[STATED PROBLEM]
Quote the entries in full, character for character, without their images.

Data entries
....
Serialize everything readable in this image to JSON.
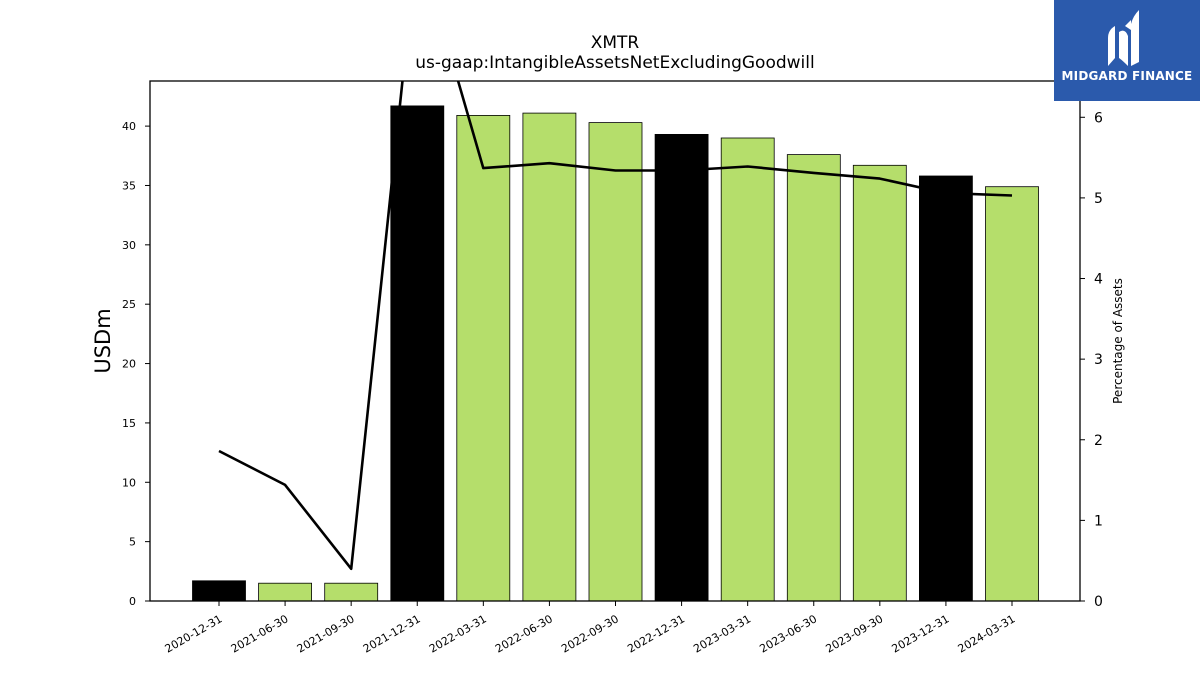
{
  "chart_data": {
    "type": "bar",
    "title": "XMTR",
    "subtitle": "us-gaap:IntangibleAssetsNetExcludingGoodwill",
    "ylabel": "USDm",
    "y2label": "Percentage of Assets",
    "categories": [
      "2020-12-31",
      "2021-06-30",
      "2021-09-30",
      "2021-12-31",
      "2022-03-31",
      "2022-06-30",
      "2022-09-30",
      "2022-12-31",
      "2023-03-31",
      "2023-06-30",
      "2023-09-30",
      "2023-12-31",
      "2024-03-31"
    ],
    "series": [
      {
        "type": "bar",
        "values": [
          1.7,
          1.5,
          1.5,
          41.7,
          40.9,
          41.1,
          40.3,
          39.3,
          39.0,
          37.6,
          36.7,
          35.8,
          34.9
        ],
        "colors": [
          "#000000",
          "#b5de6b",
          "#b5de6b",
          "#000000",
          "#b5de6b",
          "#b5de6b",
          "#b5de6b",
          "#000000",
          "#b5de6b",
          "#b5de6b",
          "#b5de6b",
          "#000000",
          "#b5de6b"
        ]
      },
      {
        "type": "line",
        "axis": "right",
        "color": "#000000",
        "values": [
          1.86,
          1.44,
          0.4,
          8.2,
          5.37,
          5.43,
          5.34,
          5.34,
          5.39,
          5.31,
          5.24,
          5.06,
          5.03
        ]
      }
    ],
    "ylim": [
      0,
      43.8
    ],
    "y2lim": [
      0,
      6.45
    ],
    "yticks": [
      "0",
      "5",
      "10",
      "15",
      "20",
      "25",
      "30",
      "35",
      "40"
    ],
    "y2ticks": [
      "0",
      "1",
      "2",
      "3",
      "4",
      "5",
      "6"
    ],
    "grid": false
  },
  "logo": {
    "text": "MIDGARD FINANCE"
  }
}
....
[TASK SOLUTION]
Serialize everything readable in this image to JSON.
{
  "chart_data": {
    "type": "bar",
    "title": "XMTR",
    "subtitle": "us-gaap:IntangibleAssetsNetExcludingGoodwill",
    "ylabel": "USDm",
    "y2label": "Percentage of Assets",
    "categories": [
      "2020-12-31",
      "2021-06-30",
      "2021-09-30",
      "2021-12-31",
      "2022-03-31",
      "2022-06-30",
      "2022-09-30",
      "2022-12-31",
      "2023-03-31",
      "2023-06-30",
      "2023-09-30",
      "2023-12-31",
      "2024-03-31"
    ],
    "series": [
      {
        "type": "bar",
        "values": [
          1.7,
          1.5,
          1.5,
          41.7,
          40.9,
          41.1,
          40.3,
          39.3,
          39.0,
          37.6,
          36.7,
          35.8,
          34.9
        ],
        "colors": [
          "#000000",
          "#b5de6b",
          "#b5de6b",
          "#000000",
          "#b5de6b",
          "#b5de6b",
          "#b5de6b",
          "#000000",
          "#b5de6b",
          "#b5de6b",
          "#b5de6b",
          "#000000",
          "#b5de6b"
        ]
      },
      {
        "type": "line",
        "axis": "right",
        "color": "#000000",
        "values": [
          1.86,
          1.44,
          0.4,
          8.2,
          5.37,
          5.43,
          5.34,
          5.34,
          5.39,
          5.31,
          5.24,
          5.06,
          5.03
        ]
      }
    ],
    "ylim": [
      0,
      43.8
    ],
    "y2lim": [
      0,
      6.45
    ],
    "yticks": [
      "0",
      "5",
      "10",
      "15",
      "20",
      "25",
      "30",
      "35",
      "40"
    ],
    "y2ticks": [
      "0",
      "1",
      "2",
      "3",
      "4",
      "5",
      "6"
    ],
    "grid": false
  },
  "logo": {
    "text": "MIDGARD FINANCE"
  }
}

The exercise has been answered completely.